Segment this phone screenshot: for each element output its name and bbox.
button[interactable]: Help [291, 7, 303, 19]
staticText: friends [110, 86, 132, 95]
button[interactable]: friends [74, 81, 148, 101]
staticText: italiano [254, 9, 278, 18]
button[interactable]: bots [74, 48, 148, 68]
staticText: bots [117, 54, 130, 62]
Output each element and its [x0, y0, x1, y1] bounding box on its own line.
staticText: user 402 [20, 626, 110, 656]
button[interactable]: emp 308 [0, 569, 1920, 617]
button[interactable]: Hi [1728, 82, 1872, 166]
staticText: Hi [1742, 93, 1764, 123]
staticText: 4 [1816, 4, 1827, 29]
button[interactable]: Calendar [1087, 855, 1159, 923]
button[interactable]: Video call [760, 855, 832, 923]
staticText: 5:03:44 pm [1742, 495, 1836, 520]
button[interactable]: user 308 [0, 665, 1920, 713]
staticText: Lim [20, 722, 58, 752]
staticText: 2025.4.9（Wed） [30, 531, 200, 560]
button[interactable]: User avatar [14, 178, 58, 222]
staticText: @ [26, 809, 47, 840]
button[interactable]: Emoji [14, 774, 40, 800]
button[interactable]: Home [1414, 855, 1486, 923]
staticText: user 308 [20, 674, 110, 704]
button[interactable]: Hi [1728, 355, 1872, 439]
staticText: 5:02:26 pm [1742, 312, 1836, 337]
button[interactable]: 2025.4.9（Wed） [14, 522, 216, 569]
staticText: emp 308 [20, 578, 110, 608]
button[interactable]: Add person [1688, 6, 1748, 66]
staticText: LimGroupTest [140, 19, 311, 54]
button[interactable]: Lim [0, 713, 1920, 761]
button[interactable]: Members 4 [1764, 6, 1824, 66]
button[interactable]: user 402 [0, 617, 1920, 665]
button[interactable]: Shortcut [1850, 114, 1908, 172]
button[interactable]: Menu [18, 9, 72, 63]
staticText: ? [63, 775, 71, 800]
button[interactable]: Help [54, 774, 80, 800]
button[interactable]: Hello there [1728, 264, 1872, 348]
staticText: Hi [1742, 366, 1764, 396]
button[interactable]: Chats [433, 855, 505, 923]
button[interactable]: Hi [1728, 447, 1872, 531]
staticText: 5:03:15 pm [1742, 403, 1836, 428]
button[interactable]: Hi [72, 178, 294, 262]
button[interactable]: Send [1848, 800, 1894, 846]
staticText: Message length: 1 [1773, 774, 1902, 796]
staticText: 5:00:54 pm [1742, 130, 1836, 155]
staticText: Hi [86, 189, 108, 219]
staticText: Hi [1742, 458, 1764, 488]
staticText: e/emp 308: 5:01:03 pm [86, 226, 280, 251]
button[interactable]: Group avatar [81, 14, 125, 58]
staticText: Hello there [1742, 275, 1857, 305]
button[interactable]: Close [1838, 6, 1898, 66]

────────

▸ OBJECTIVE
Pull every line from all of the items above and copy each one word for word, with nothing added, dropped, or changed.

▸ EXERCISE ANSWER
Segment this phone screenshot: for each element output its name and bbox.
button[interactable]: Help [291, 7, 303, 19]
staticText: friends [110, 86, 132, 95]
button[interactable]: friends [74, 81, 148, 101]
staticText: italiano [254, 9, 278, 18]
button[interactable]: bots [74, 48, 148, 68]
staticText: bots [117, 54, 130, 62]
Output each element and its [x0, y0, x1, y1] bounding box on its own line.
staticText: user 402 [20, 626, 110, 656]
button[interactable]: emp 308 [0, 569, 1920, 617]
button[interactable]: Hi [1728, 82, 1872, 166]
staticText: Hi [1742, 93, 1764, 123]
staticText: 4 [1816, 4, 1827, 29]
button[interactable]: Calendar [1087, 855, 1159, 923]
button[interactable]: Video call [760, 855, 832, 923]
staticText: 5:03:44 pm [1742, 495, 1836, 520]
button[interactable]: user 308 [0, 665, 1920, 713]
staticText: Lim [20, 722, 58, 752]
staticText: 2025.4.9（Wed） [30, 531, 200, 560]
button[interactable]: User avatar [14, 178, 58, 222]
staticText: @ [26, 809, 47, 840]
button[interactable]: Emoji [14, 774, 40, 800]
button[interactable]: Home [1414, 855, 1486, 923]
staticText: user 308 [20, 674, 110, 704]
button[interactable]: Hi [1728, 355, 1872, 439]
staticText: 5:02:26 pm [1742, 312, 1836, 337]
button[interactable]: 2025.4.9（Wed） [14, 522, 216, 569]
staticText: emp 308 [20, 578, 110, 608]
button[interactable]: Add person [1688, 6, 1748, 66]
staticText: LimGroupTest [140, 19, 311, 54]
button[interactable]: Lim [0, 713, 1920, 761]
button[interactable]: Members 4 [1764, 6, 1824, 66]
button[interactable]: user 402 [0, 617, 1920, 665]
button[interactable]: Shortcut [1850, 114, 1908, 172]
button[interactable]: Menu [18, 9, 72, 63]
staticText: ? [63, 775, 71, 800]
button[interactable]: Help [54, 774, 80, 800]
button[interactable]: Hello there [1728, 264, 1872, 348]
staticText: Hi [1742, 366, 1764, 396]
button[interactable]: Chats [433, 855, 505, 923]
button[interactable]: Hi [1728, 447, 1872, 531]
staticText: 5:03:15 pm [1742, 403, 1836, 428]
button[interactable]: Hi [72, 178, 294, 262]
button[interactable]: Send [1848, 800, 1894, 846]
staticText: Message length: 1 [1773, 774, 1902, 796]
staticText: 5:00:54 pm [1742, 130, 1836, 155]
staticText: Hi [86, 189, 108, 219]
staticText: Hi [1742, 458, 1764, 488]
staticText: e/emp 308: 5:01:03 pm [86, 226, 280, 251]
button[interactable]: Group avatar [81, 14, 125, 58]
staticText: Hello there [1742, 275, 1857, 305]
button[interactable]: Close [1838, 6, 1898, 66]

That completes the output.